Repeat, exactly and in full, the lines of the listing below, but without any pictures.

** Begin DATA SECTION **

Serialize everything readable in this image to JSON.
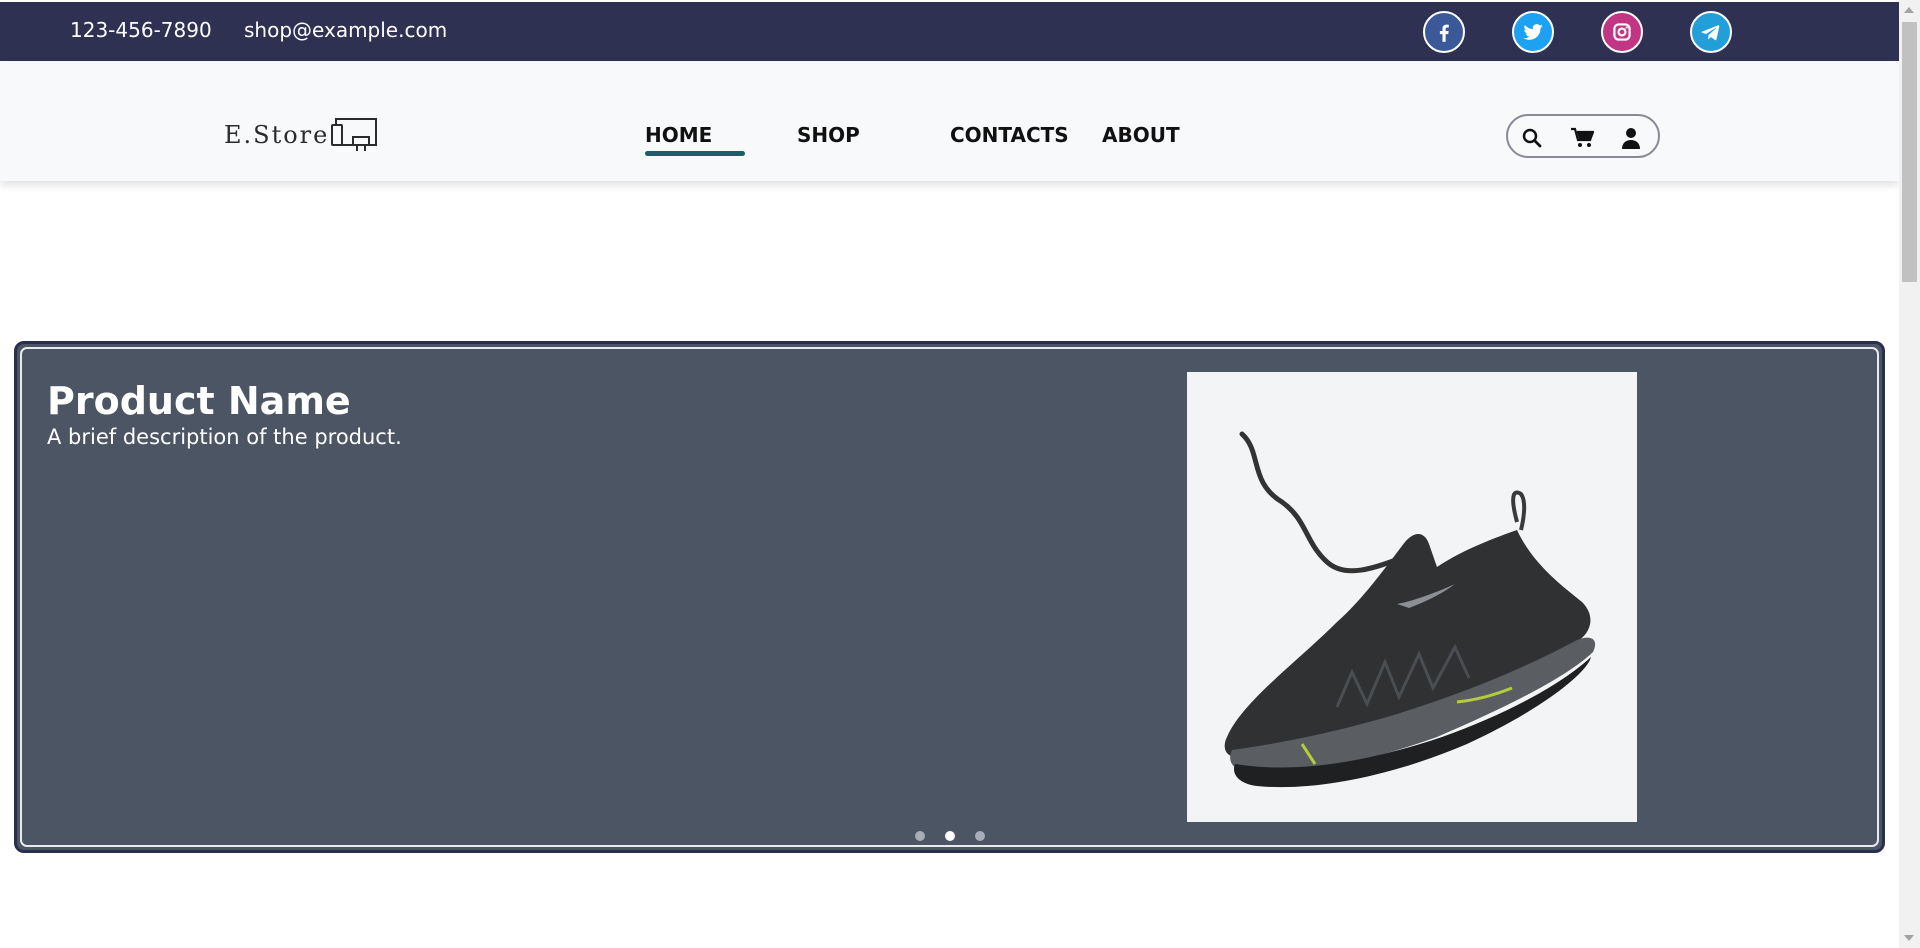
{
  "topbar": {
    "phone": "123-456-7890",
    "email": "shop@example.com",
    "social": [
      {
        "name": "facebook-icon",
        "color": "#3b5998"
      },
      {
        "name": "twitter-icon",
        "color": "#1da1f2"
      },
      {
        "name": "instagram-icon",
        "color": "#c13584"
      },
      {
        "name": "telegram-icon",
        "color": "#229ed9"
      }
    ]
  },
  "header": {
    "logo_text": "E.Store",
    "nav": {
      "home": "HOME",
      "shop": "SHOP",
      "contacts": "CONTACTS",
      "about": "ABOUT"
    },
    "active_nav": "HOME",
    "actions": [
      "search-icon",
      "cart-icon",
      "user-icon"
    ]
  },
  "carousel": {
    "product_name": "Product Name",
    "product_description": "A brief description of the product.",
    "image": "sneaker-image",
    "slides_count": 3,
    "active_slide": 2
  },
  "colors": {
    "topbar_bg": "#2e3152",
    "carousel_bg": "#4c5564",
    "nav_underline": "#1f5d6b"
  }
}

** End DATA SECTION **

TASK RESULT:
Serialize everything readable in this image to JSON.
{
  "topbar": {
    "phone": "123-456-7890",
    "email": "shop@example.com",
    "social": [
      {
        "name": "facebook-icon",
        "color": "#3b5998"
      },
      {
        "name": "twitter-icon",
        "color": "#1da1f2"
      },
      {
        "name": "instagram-icon",
        "color": "#c13584"
      },
      {
        "name": "telegram-icon",
        "color": "#229ed9"
      }
    ]
  },
  "header": {
    "logo_text": "E.Store",
    "nav": {
      "home": "HOME",
      "shop": "SHOP",
      "contacts": "CONTACTS",
      "about": "ABOUT"
    },
    "active_nav": "HOME",
    "actions": [
      "search-icon",
      "cart-icon",
      "user-icon"
    ]
  },
  "carousel": {
    "product_name": "Product Name",
    "product_description": "A brief description of the product.",
    "image": "sneaker-image",
    "slides_count": 3,
    "active_slide": 2
  },
  "colors": {
    "topbar_bg": "#2e3152",
    "carousel_bg": "#4c5564",
    "nav_underline": "#1f5d6b"
  }
}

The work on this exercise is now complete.